# start of Given data
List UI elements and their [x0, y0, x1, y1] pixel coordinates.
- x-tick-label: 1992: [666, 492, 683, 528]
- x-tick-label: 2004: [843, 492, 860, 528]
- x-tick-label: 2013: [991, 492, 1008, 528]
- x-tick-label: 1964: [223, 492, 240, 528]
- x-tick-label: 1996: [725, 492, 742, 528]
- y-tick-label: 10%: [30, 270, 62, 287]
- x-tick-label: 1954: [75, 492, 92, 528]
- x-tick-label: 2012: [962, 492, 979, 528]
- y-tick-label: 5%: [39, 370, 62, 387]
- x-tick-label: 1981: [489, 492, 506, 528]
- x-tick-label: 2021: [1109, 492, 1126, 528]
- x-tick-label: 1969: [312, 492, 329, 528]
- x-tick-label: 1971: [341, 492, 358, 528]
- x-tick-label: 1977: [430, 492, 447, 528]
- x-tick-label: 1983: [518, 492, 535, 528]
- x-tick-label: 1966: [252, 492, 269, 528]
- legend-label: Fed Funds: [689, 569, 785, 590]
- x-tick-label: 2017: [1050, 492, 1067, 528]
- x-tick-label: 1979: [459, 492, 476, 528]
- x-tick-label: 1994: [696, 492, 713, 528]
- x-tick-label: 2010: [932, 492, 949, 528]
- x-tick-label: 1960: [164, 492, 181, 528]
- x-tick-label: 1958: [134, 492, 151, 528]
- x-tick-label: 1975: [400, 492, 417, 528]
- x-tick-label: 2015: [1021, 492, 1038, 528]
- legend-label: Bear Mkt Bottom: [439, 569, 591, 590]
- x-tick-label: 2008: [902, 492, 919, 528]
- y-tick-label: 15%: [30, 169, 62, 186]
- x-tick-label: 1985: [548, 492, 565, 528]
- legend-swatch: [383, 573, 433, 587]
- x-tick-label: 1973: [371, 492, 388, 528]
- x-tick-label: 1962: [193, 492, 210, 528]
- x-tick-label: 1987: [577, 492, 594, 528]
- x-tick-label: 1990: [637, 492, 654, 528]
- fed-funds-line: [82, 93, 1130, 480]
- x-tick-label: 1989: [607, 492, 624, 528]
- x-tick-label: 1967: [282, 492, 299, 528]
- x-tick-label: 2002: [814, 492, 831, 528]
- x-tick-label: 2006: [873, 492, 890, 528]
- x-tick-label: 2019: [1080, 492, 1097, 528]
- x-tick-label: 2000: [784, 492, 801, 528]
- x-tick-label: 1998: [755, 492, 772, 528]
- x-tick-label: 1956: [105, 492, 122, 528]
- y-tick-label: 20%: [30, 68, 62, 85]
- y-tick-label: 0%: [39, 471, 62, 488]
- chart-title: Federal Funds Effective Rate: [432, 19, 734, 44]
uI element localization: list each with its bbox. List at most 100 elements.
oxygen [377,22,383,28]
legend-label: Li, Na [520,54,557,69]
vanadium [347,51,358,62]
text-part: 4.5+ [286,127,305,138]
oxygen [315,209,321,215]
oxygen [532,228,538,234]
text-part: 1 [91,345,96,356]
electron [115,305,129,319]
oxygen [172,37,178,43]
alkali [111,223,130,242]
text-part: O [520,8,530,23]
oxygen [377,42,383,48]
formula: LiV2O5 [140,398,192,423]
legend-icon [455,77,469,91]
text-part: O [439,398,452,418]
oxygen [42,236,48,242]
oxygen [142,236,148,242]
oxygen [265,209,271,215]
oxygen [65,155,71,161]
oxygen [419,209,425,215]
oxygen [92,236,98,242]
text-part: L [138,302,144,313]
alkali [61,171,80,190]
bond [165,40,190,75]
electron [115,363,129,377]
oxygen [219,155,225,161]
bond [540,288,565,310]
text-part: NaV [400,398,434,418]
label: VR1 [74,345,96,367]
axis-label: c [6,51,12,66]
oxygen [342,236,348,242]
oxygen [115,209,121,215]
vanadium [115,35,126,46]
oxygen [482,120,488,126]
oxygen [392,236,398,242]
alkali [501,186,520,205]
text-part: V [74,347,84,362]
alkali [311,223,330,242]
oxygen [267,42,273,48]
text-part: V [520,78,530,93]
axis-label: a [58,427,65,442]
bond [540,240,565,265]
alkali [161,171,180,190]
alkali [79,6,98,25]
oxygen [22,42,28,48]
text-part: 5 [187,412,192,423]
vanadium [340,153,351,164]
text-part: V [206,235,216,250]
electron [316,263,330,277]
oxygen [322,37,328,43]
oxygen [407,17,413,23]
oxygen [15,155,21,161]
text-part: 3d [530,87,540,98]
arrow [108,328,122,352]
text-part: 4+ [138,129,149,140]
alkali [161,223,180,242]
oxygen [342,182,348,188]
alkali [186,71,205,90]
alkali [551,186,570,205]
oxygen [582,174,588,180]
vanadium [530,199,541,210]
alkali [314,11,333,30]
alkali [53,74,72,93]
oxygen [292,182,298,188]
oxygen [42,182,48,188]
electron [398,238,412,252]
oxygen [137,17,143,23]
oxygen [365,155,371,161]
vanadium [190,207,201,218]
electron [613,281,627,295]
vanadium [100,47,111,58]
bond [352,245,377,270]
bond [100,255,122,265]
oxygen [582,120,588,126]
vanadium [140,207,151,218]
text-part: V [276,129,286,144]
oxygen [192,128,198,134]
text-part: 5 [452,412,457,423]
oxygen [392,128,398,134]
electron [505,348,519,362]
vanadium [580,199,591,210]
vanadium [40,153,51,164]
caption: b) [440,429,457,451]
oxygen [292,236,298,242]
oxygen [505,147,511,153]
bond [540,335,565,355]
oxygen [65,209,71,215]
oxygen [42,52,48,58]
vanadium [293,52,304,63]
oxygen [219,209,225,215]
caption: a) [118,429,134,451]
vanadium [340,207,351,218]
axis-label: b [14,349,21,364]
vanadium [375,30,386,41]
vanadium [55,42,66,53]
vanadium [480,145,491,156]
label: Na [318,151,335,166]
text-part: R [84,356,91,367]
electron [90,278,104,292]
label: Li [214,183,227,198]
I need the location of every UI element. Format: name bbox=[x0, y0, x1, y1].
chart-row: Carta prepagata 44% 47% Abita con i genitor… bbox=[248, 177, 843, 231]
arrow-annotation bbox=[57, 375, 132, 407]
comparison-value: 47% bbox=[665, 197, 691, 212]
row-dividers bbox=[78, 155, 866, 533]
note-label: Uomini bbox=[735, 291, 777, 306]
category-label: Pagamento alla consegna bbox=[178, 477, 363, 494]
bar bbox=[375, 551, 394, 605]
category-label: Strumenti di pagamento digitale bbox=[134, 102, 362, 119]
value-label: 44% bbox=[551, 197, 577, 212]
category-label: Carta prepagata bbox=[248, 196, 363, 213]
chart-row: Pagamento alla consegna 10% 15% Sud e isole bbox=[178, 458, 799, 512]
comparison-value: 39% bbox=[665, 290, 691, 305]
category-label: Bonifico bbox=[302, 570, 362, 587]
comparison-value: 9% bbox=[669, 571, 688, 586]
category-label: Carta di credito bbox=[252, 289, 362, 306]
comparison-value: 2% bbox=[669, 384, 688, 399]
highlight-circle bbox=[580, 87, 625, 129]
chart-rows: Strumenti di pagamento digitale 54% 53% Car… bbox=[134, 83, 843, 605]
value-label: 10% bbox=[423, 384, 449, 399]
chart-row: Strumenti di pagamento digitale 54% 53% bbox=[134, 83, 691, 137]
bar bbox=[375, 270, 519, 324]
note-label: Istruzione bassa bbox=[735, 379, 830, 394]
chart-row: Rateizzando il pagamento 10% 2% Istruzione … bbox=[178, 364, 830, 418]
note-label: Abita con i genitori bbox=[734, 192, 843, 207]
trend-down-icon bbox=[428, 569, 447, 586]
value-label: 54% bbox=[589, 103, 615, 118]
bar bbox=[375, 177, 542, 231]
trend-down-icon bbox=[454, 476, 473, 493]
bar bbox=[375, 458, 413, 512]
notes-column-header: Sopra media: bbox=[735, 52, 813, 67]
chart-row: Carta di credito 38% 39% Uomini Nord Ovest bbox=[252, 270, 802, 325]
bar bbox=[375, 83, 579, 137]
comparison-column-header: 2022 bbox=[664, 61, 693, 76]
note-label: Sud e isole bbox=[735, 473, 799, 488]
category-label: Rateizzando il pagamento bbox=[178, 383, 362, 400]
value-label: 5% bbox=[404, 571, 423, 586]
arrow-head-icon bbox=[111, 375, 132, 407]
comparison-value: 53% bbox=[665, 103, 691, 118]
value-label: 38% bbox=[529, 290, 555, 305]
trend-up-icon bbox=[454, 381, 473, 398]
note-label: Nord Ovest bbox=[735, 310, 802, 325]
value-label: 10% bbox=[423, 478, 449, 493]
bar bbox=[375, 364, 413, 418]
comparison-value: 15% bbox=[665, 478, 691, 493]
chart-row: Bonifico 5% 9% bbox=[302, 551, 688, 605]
# end of Given data
→ **Goal of the exercise**
Put the lines from the start of the material through the line containing "- x-tick-label: 1981: [489, 492, 506, 528]" into a Markdown table with the columns Row and Line. Number each line in Row, and skip any blank lines.

→ **Output**
| Row | Line |
|---|---|
| 1 | List UI elements and their [x0, y0, x1, y1] pixel coordinates. |
| 2 | - x-tick-label: 1992: [666, 492, 683, 528] |
| 3 | - x-tick-label: 2004: [843, 492, 860, 528] |
| 4 | - x-tick-label: 2013: [991, 492, 1008, 528] |
| 5 | - x-tick-label: 1964: [223, 492, 240, 528] |
| 6 | - x-tick-label: 1996: [725, 492, 742, 528] |
| 7 | - y-tick-label: 10%: [30, 270, 62, 287] |
| 8 | - x-tick-label: 1954: [75, 492, 92, 528] |
| 9 | - x-tick-label: 2012: [962, 492, 979, 528] |
| 10 | - y-tick-label: 5%: [39, 370, 62, 387] |
| 11 | - x-tick-label: 1981: [489, 492, 506, 528] |